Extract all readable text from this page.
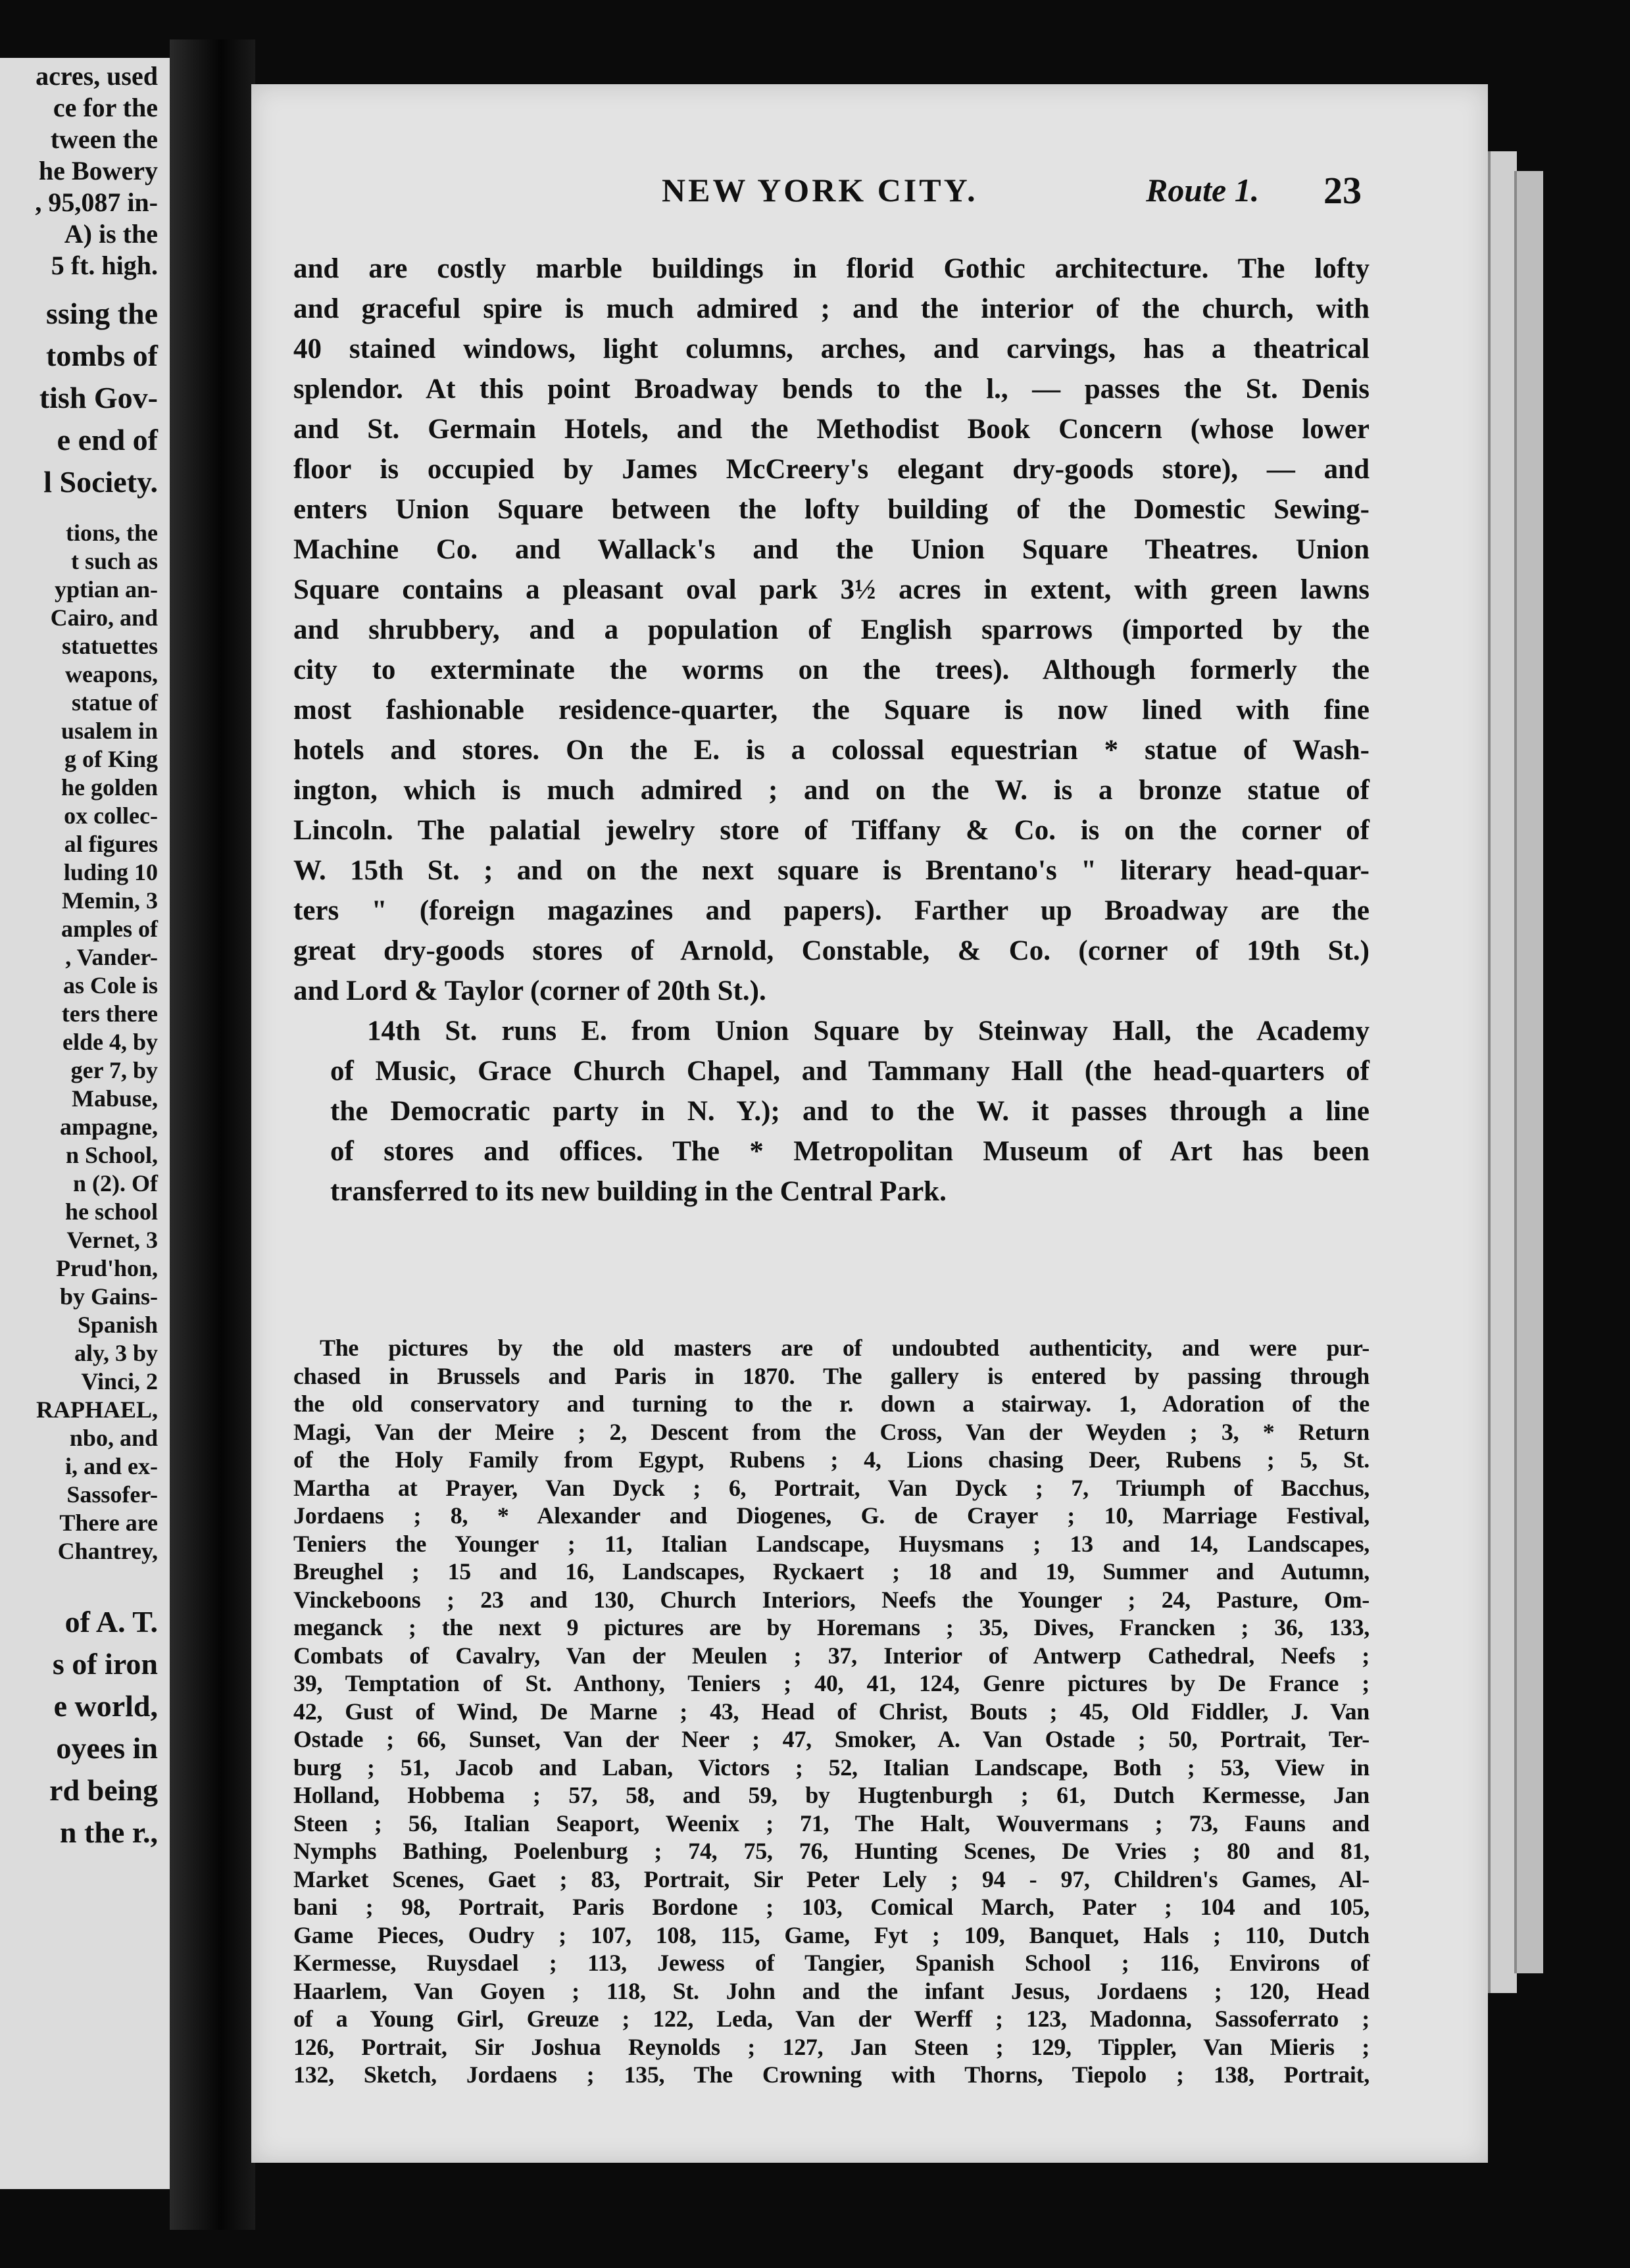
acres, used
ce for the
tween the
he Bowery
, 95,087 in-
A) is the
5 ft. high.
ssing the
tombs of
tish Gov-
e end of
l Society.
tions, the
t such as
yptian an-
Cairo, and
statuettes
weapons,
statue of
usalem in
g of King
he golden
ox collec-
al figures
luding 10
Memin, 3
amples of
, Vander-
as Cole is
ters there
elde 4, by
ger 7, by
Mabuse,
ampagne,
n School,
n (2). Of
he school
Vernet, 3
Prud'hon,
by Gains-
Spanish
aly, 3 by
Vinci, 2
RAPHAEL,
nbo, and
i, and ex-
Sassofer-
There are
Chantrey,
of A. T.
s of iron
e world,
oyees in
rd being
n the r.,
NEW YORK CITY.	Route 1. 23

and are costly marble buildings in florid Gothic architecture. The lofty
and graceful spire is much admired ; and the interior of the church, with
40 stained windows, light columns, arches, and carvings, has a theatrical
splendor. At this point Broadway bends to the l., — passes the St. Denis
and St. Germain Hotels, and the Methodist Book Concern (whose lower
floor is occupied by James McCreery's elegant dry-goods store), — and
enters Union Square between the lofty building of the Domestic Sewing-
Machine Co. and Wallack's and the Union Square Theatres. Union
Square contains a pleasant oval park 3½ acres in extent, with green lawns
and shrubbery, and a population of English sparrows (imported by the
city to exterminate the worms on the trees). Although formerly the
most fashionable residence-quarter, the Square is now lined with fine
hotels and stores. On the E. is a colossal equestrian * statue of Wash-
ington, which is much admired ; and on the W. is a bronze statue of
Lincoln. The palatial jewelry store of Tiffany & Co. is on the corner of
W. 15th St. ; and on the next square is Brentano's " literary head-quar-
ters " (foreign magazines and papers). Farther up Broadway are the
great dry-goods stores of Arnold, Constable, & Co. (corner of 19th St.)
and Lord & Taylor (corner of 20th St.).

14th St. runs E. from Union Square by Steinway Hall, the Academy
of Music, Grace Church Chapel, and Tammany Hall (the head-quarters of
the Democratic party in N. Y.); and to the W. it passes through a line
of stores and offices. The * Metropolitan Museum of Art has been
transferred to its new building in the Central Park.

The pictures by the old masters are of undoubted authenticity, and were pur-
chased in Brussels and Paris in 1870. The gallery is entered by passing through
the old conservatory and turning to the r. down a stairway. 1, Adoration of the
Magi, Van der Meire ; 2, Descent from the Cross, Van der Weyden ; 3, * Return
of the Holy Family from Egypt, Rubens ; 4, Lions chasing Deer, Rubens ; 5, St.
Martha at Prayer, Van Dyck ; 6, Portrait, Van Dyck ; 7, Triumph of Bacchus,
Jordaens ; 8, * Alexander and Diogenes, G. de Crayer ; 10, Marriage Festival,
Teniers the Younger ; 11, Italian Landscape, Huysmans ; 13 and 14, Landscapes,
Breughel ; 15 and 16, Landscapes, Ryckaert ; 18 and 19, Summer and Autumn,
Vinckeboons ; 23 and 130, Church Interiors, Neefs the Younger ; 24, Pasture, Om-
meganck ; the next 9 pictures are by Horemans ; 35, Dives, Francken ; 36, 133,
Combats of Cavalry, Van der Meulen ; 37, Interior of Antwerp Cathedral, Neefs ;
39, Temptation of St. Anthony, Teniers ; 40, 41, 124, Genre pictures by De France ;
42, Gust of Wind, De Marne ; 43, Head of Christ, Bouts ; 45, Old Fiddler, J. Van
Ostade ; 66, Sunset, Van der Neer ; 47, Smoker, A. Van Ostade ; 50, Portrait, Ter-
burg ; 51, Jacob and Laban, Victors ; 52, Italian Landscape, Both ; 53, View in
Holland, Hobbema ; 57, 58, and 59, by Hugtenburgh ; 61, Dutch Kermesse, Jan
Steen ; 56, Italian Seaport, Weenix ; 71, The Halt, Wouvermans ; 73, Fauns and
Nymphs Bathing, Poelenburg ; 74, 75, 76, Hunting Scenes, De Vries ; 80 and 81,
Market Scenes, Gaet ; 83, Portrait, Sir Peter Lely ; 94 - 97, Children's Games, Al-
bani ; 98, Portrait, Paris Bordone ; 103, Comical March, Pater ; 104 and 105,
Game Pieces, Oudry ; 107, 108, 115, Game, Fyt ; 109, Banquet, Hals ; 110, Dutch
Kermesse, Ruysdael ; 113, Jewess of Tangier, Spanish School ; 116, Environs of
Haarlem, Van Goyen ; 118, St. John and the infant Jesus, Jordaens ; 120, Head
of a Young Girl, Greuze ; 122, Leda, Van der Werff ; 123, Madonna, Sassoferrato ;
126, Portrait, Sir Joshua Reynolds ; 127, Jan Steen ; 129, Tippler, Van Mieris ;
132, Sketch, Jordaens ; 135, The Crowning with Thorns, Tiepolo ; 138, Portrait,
--
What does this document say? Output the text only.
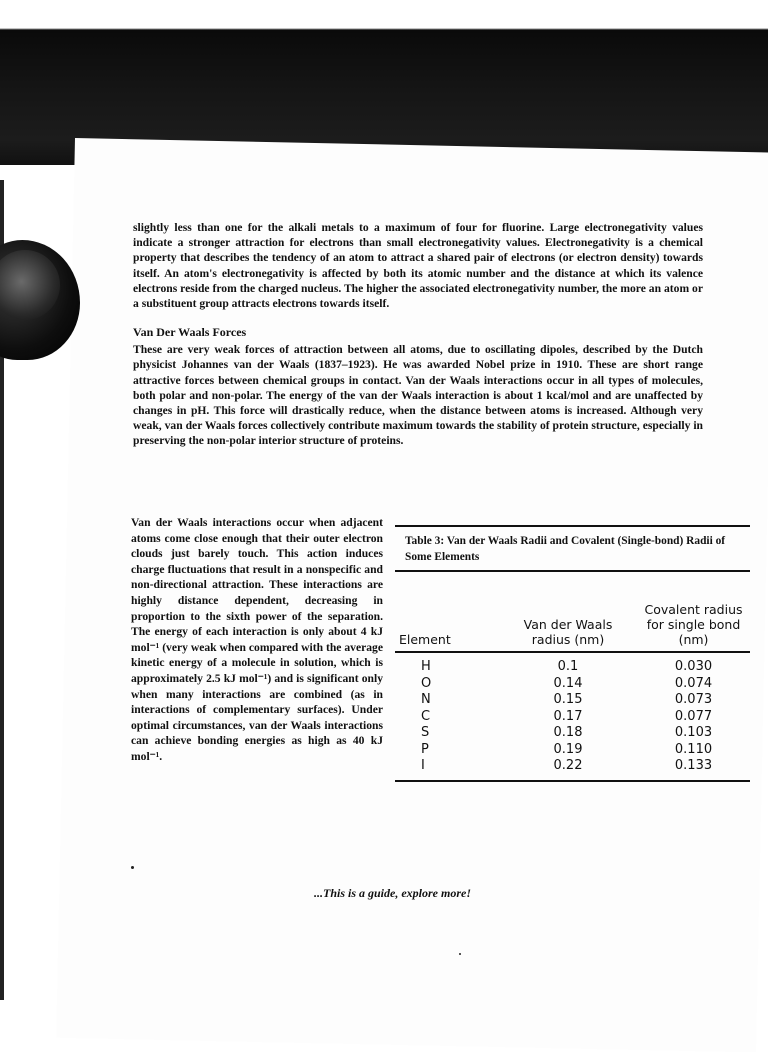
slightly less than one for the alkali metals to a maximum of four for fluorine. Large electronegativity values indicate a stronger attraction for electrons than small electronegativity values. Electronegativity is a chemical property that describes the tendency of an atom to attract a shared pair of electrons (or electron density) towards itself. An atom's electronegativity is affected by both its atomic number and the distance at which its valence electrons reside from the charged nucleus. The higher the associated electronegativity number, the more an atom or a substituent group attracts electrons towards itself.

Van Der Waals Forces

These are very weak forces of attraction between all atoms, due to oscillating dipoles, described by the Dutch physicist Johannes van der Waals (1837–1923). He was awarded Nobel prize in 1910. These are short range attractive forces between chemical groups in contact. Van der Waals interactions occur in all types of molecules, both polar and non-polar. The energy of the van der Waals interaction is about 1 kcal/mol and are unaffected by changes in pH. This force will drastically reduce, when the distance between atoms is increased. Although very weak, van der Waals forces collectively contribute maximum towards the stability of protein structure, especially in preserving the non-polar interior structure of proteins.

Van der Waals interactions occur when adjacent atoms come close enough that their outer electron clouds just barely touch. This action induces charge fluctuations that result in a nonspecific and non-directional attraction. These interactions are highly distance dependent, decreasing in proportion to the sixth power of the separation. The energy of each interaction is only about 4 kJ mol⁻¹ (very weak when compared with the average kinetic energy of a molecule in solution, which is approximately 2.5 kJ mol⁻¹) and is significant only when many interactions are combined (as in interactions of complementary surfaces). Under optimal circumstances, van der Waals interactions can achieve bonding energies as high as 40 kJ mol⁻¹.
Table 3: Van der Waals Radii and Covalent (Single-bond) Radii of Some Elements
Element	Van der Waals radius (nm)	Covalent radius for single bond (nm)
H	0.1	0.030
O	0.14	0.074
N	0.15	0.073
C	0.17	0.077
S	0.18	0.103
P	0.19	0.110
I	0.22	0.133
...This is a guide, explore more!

*What you have to do*. A single number is expected: how many lines in the entries above hold the word "Kermesse".

*Response to this exercise*. 2